> Instructions to follow
Answer with the number of lines in the listing below that contain the word "high", and nothing else.

--- start of Data to use ---

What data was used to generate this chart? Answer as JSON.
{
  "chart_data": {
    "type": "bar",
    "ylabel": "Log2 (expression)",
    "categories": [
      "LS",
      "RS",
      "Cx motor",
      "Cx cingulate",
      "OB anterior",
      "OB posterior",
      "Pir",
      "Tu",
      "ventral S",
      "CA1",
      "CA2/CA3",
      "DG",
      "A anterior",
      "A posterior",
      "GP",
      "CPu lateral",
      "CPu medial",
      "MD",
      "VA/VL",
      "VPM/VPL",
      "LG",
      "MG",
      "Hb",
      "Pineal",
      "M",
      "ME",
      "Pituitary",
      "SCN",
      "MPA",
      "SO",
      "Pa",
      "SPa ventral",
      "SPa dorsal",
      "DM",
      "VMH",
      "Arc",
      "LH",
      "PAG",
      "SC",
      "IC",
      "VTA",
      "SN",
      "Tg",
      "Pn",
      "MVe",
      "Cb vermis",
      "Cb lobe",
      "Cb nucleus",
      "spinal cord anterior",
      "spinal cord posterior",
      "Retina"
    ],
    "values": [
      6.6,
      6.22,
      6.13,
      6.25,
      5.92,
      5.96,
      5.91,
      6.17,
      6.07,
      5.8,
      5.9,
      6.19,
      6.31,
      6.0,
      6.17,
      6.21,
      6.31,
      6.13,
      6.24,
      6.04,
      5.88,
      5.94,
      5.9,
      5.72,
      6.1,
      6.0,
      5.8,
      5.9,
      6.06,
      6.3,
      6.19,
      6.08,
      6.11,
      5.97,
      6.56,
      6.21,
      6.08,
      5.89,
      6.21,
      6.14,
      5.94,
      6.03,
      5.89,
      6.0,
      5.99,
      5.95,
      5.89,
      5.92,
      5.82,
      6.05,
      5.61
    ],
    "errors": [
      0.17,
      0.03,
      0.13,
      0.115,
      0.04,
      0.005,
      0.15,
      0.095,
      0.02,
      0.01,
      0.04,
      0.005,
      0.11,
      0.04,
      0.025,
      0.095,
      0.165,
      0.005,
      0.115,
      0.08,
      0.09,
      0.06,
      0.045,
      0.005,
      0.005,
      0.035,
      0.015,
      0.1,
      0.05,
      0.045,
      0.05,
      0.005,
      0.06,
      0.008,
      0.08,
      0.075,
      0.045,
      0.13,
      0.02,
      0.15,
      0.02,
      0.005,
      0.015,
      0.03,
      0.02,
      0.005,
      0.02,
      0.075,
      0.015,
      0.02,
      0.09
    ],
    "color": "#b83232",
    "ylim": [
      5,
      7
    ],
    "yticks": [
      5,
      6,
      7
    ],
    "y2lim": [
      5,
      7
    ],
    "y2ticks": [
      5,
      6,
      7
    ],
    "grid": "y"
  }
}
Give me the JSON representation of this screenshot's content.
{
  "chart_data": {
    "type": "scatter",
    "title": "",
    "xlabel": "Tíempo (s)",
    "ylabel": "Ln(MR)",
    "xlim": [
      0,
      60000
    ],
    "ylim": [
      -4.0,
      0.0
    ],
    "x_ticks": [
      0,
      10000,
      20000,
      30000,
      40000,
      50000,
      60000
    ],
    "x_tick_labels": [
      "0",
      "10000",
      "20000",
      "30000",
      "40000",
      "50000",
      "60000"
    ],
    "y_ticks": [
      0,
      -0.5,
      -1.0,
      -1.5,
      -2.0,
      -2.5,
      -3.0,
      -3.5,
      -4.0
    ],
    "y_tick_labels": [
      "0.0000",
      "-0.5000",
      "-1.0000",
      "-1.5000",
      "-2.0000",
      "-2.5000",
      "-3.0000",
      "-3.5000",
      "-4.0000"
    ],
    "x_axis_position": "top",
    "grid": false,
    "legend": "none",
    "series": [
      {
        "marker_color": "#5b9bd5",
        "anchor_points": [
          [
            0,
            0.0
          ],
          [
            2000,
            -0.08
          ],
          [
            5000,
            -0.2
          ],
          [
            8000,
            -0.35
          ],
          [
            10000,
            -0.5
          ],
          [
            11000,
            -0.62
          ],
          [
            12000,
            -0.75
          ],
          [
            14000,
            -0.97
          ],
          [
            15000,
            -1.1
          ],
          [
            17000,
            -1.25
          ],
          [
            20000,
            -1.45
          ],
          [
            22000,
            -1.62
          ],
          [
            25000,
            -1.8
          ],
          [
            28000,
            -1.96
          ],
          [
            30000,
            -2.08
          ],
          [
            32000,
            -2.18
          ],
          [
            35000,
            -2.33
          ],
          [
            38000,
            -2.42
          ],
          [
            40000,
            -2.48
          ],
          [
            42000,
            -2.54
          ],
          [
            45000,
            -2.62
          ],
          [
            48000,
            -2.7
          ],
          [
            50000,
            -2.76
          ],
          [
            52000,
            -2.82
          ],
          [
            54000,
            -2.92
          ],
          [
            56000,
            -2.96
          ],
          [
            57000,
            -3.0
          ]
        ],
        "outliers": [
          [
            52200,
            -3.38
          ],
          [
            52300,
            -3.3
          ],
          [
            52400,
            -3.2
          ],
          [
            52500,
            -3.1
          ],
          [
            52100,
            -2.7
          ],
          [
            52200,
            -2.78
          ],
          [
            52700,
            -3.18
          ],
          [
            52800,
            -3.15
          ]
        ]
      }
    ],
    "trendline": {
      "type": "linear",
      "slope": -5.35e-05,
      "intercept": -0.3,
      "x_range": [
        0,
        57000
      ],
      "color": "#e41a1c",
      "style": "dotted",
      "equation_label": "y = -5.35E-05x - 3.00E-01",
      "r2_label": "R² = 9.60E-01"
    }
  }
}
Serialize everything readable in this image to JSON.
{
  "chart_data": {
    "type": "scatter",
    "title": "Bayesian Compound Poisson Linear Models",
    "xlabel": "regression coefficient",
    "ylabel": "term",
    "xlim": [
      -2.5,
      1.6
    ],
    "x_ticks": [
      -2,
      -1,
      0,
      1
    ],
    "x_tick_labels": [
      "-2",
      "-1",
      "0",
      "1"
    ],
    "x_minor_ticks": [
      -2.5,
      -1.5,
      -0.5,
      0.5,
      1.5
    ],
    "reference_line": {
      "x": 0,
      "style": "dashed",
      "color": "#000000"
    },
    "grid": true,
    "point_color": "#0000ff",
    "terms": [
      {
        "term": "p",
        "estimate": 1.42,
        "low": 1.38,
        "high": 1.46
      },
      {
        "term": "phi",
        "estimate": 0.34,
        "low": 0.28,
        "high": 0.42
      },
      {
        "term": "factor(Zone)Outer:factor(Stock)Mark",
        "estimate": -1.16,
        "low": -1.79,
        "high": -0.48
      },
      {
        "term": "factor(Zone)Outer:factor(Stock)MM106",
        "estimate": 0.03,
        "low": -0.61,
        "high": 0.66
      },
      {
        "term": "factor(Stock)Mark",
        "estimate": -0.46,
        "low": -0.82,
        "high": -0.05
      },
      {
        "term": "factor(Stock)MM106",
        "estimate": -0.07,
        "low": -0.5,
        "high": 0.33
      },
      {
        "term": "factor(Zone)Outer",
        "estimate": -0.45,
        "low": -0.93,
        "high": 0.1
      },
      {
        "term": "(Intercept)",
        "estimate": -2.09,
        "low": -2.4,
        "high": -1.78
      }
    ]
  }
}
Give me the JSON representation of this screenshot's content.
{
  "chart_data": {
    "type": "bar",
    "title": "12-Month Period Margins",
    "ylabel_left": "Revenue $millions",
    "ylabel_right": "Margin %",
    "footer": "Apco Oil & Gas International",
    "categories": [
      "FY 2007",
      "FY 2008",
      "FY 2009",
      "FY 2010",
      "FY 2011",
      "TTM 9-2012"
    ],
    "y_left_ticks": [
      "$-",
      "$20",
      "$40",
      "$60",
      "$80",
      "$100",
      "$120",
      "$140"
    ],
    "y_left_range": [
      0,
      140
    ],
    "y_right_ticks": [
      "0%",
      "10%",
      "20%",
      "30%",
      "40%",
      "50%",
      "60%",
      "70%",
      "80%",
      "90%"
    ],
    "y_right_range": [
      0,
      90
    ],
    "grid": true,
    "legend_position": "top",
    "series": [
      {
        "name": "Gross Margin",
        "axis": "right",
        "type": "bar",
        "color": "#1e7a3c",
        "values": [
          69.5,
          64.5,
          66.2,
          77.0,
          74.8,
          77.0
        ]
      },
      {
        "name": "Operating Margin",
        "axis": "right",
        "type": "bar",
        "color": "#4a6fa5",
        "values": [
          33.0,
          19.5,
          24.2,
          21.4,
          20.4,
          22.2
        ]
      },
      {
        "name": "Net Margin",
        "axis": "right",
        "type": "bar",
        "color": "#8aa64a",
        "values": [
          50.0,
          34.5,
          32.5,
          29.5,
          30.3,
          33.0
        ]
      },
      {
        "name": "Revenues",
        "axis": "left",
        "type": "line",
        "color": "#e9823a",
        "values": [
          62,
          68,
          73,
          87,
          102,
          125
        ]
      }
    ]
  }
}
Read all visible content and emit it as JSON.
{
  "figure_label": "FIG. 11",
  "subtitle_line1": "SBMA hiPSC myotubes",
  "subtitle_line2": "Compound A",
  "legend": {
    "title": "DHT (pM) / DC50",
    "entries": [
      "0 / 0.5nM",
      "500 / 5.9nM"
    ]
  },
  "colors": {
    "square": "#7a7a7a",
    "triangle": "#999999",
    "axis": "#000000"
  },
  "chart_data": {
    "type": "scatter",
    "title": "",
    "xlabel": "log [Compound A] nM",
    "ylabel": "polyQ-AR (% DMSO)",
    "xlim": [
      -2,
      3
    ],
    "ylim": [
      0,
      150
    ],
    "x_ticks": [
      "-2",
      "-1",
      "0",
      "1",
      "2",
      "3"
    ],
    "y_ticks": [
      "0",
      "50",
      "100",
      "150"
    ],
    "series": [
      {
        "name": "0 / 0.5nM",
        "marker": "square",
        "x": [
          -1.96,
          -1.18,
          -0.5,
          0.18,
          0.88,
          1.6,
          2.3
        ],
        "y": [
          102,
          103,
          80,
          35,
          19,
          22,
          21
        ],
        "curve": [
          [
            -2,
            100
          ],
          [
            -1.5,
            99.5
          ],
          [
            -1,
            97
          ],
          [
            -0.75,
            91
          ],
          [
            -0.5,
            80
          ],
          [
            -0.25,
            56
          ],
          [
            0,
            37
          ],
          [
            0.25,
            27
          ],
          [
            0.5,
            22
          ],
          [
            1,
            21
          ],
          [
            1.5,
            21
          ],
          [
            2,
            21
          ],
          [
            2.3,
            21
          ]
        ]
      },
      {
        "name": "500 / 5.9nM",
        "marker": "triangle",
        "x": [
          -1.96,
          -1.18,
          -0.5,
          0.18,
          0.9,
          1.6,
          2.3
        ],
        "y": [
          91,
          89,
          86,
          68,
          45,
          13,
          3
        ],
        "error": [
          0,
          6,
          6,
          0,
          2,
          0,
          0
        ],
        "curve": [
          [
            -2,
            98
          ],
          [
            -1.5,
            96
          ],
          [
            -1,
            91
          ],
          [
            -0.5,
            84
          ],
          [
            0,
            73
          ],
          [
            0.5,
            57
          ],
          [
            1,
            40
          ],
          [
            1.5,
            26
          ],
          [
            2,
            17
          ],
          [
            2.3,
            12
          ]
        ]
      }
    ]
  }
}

--- end of Data to use ---

> Output for this exercise
8